◆ **WHAT YOU SHOULD DO**
Each line of the listing that contains the word "Emisja" is to be copied.

◆ **STORED RECORDS**
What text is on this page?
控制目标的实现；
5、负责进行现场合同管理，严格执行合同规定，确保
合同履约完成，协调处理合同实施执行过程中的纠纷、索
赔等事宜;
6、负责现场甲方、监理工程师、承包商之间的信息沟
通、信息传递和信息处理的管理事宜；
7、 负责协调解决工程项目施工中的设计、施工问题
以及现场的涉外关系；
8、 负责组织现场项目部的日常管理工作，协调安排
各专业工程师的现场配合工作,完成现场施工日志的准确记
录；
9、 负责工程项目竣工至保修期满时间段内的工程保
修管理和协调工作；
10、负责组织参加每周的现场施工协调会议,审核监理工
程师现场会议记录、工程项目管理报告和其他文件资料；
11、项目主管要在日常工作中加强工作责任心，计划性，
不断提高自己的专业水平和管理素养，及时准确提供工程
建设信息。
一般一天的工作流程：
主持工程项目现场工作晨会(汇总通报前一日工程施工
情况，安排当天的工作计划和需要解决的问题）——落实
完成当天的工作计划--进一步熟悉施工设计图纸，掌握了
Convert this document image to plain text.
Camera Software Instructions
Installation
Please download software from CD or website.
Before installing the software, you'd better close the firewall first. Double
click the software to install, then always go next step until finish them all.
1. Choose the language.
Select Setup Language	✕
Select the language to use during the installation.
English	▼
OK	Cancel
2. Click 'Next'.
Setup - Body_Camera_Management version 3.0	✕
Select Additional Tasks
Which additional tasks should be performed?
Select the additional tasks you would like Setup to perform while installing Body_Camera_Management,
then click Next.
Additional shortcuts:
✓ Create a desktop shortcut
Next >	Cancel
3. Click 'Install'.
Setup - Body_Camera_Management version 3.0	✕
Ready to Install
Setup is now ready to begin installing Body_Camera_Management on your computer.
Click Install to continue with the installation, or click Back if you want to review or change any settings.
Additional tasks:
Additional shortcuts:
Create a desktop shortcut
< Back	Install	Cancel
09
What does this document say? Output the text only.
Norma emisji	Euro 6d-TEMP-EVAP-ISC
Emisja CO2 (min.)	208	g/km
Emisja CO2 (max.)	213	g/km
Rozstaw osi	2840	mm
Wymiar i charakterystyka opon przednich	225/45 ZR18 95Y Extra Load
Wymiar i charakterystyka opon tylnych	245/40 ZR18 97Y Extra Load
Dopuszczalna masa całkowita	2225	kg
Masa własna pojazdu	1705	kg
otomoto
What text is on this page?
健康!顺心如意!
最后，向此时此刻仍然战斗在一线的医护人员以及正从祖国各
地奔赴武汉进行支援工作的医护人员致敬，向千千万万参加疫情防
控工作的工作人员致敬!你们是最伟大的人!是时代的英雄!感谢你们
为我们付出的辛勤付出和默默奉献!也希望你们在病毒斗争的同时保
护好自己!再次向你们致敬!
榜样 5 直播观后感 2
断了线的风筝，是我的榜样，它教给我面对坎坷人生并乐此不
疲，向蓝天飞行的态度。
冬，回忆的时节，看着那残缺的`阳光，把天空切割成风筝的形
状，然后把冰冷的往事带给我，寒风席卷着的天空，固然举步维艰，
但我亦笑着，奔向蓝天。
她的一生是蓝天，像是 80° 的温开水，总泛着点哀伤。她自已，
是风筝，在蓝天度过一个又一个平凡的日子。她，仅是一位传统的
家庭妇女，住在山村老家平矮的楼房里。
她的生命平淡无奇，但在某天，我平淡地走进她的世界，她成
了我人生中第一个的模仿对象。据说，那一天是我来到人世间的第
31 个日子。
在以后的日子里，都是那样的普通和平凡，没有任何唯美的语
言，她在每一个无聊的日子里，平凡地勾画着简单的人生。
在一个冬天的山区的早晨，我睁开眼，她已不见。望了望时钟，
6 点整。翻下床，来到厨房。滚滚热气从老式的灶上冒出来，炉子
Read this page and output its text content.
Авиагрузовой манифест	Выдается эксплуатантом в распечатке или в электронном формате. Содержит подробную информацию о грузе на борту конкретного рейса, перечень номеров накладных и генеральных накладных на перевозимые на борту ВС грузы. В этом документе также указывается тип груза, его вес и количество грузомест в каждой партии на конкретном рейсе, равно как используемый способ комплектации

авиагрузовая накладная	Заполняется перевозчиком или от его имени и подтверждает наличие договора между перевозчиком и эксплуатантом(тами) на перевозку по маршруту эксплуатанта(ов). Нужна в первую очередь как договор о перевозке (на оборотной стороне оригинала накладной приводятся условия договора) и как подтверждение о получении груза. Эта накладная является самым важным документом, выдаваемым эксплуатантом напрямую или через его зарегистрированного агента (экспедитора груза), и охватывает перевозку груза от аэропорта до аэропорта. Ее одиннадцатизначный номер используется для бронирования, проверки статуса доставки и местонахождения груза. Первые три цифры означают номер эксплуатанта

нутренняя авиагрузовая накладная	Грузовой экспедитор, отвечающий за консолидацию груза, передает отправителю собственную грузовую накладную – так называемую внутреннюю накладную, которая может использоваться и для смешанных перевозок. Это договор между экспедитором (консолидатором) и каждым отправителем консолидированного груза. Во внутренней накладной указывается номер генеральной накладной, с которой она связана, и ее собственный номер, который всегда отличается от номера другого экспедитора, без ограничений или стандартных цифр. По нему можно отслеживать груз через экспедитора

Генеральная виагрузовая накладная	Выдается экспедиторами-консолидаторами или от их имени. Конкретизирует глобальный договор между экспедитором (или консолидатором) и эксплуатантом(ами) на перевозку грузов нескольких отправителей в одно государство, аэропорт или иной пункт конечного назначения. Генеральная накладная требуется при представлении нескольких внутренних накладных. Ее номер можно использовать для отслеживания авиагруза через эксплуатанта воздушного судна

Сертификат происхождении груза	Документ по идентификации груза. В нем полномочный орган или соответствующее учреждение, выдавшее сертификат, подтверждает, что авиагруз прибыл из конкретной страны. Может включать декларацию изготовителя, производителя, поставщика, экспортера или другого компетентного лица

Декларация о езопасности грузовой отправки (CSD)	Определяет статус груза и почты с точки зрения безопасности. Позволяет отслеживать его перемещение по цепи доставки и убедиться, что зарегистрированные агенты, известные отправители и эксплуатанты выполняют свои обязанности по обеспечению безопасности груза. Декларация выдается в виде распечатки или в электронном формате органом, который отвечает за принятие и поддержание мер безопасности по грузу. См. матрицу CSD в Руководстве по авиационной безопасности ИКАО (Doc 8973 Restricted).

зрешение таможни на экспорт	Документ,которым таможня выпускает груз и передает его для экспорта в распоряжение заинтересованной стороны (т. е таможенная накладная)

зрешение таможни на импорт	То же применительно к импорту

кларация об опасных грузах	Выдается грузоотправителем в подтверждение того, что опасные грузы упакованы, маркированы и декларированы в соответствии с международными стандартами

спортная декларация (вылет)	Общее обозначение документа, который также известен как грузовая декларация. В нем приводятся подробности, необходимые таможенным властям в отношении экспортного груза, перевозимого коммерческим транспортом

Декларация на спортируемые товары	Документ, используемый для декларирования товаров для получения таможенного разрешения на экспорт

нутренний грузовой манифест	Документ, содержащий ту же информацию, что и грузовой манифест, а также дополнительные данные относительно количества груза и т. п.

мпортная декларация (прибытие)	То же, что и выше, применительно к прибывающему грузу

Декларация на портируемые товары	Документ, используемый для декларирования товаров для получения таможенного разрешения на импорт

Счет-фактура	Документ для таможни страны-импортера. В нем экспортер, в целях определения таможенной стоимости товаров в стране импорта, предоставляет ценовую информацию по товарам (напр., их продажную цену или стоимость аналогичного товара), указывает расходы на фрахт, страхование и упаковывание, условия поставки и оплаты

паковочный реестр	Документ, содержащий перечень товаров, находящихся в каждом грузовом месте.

◆ **COMPLETE ANSWER**
Emisja CO2 (min.)	208	g/km
Emisja CO2 (max.)	213	g/km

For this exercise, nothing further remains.